>> START
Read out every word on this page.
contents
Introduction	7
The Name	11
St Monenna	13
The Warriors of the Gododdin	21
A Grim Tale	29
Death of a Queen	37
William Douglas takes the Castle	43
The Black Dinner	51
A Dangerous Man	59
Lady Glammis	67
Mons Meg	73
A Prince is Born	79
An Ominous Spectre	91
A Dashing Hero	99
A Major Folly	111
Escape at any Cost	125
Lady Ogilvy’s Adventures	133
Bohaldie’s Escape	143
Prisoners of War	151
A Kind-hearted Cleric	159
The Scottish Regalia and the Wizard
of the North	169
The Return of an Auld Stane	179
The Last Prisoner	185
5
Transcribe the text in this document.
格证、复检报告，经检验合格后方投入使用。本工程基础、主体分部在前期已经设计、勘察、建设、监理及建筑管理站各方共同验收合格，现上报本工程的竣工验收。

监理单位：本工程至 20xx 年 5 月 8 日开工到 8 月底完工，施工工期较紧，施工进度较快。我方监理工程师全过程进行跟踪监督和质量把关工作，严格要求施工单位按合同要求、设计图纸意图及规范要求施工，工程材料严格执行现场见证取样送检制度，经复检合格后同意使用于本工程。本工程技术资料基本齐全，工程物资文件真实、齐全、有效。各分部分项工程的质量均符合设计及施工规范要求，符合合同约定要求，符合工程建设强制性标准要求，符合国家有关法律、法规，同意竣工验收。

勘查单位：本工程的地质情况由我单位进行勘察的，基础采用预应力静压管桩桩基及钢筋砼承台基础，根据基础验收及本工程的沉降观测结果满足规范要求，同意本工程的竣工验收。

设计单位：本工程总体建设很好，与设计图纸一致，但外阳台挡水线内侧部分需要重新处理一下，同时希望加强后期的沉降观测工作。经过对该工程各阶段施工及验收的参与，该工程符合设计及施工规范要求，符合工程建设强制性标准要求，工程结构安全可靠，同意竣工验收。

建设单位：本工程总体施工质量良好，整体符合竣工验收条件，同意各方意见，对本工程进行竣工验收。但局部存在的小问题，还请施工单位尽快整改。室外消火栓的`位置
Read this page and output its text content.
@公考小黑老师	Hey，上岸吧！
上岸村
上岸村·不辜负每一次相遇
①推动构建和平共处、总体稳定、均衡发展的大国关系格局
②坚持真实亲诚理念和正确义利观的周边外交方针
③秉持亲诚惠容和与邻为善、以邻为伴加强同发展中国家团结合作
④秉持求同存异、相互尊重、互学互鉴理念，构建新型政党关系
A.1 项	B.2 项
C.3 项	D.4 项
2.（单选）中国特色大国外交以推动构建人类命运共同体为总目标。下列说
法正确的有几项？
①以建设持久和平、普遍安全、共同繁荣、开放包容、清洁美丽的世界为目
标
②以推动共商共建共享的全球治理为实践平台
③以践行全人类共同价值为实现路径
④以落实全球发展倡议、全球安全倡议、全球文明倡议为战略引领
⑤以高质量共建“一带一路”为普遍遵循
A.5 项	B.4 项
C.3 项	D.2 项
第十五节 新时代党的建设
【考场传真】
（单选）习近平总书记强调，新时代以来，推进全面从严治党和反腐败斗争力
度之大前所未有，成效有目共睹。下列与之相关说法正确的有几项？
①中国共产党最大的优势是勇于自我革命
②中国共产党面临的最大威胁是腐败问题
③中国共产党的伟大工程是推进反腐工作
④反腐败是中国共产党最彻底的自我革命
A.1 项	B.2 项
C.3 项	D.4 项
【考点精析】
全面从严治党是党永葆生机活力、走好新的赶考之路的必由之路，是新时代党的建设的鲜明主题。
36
>> END
**WHAT THIS TASK INVOLVES**
Copy all of the data exactly.

**ANSWER TO THE EXERCISE**
Read out every word on this page.
contents
Introduction	7
The Name	11
St Monenna	13
The Warriors of the Gododdin	21
A Grim Tale	29
Death of a Queen	37
William Douglas takes the Castle	43
The Black Dinner	51
A Dangerous Man	59
Lady Glammis	67
Mons Meg	73
A Prince is Born	79
An Ominous Spectre	91
A Dashing Hero	99
A Major Folly	111
Escape at any Cost	125
Lady Ogilvy’s Adventures	133
Bohaldie’s Escape	143
Prisoners of War	151
A Kind-hearted Cleric	159
The Scottish Regalia and the Wizard
of the North	169
The Return of an Auld Stane	179
The Last Prisoner	185
5
Transcribe the text in this document.
格证、复检报告，经检验合格后方投入使用。本工程基础、主体分部在前期已经设计、勘察、建设、监理及建筑管理站各方共同验收合格，现上报本工程的竣工验收。

监理单位：本工程至 20xx 年 5 月 8 日开工到 8 月底完工，施工工期较紧，施工进度较快。我方监理工程师全过程进行跟踪监督和质量把关工作，严格要求施工单位按合同要求、设计图纸意图及规范要求施工，工程材料严格执行现场见证取样送检制度，经复检合格后同意使用于本工程。本工程技术资料基本齐全，工程物资文件真实、齐全、有效。各分部分项工程的质量均符合设计及施工规范要求，符合合同约定要求，符合工程建设强制性标准要求，符合国家有关法律、法规，同意竣工验收。

勘查单位：本工程的地质情况由我单位进行勘察的，基础采用预应力静压管桩桩基及钢筋砼承台基础，根据基础验收及本工程的沉降观测结果满足规范要求，同意本工程的竣工验收。

设计单位：本工程总体建设很好，与设计图纸一致，但外阳台挡水线内侧部分需要重新处理一下，同时希望加强后期的沉降观测工作。经过对该工程各阶段施工及验收的参与，该工程符合设计及施工规范要求，符合工程建设强制性标准要求，工程结构安全可靠，同意竣工验收。

建设单位：本工程总体施工质量良好，整体符合竣工验收条件，同意各方意见，对本工程进行竣工验收。但局部存在的小问题，还请施工单位尽快整改。室外消火栓的`位置
Read this page and output its text content.
@公考小黑老师	Hey，上岸吧！
上岸村
上岸村·不辜负每一次相遇
①推动构建和平共处、总体稳定、均衡发展的大国关系格局
②坚持真实亲诚理念和正确义利观的周边外交方针
③秉持亲诚惠容和与邻为善、以邻为伴加强同发展中国家团结合作
④秉持求同存异、相互尊重、互学互鉴理念，构建新型政党关系
A.1 项	B.2 项
C.3 项	D.4 项
2.（单选）中国特色大国外交以推动构建人类命运共同体为总目标。下列说
法正确的有几项？
①以建设持久和平、普遍安全、共同繁荣、开放包容、清洁美丽的世界为目
标
②以推动共商共建共享的全球治理为实践平台
③以践行全人类共同价值为实现路径
④以落实全球发展倡议、全球安全倡议、全球文明倡议为战略引领
⑤以高质量共建“一带一路”为普遍遵循
A.5 项	B.4 项
C.3 项	D.2 项
第十五节 新时代党的建设
【考场传真】
（单选）习近平总书记强调，新时代以来，推进全面从严治党和反腐败斗争力
度之大前所未有，成效有目共睹。下列与之相关说法正确的有几项？
①中国共产党最大的优势是勇于自我革命
②中国共产党面临的最大威胁是腐败问题
③中国共产党的伟大工程是推进反腐工作
④反腐败是中国共产党最彻底的自我革命
A.1 项	B.2 项
C.3 项	D.4 项
【考点精析】
全面从严治党是党永葆生机活力、走好新的赶考之路的必由之路，是新时代党的建设的鲜明主题。
36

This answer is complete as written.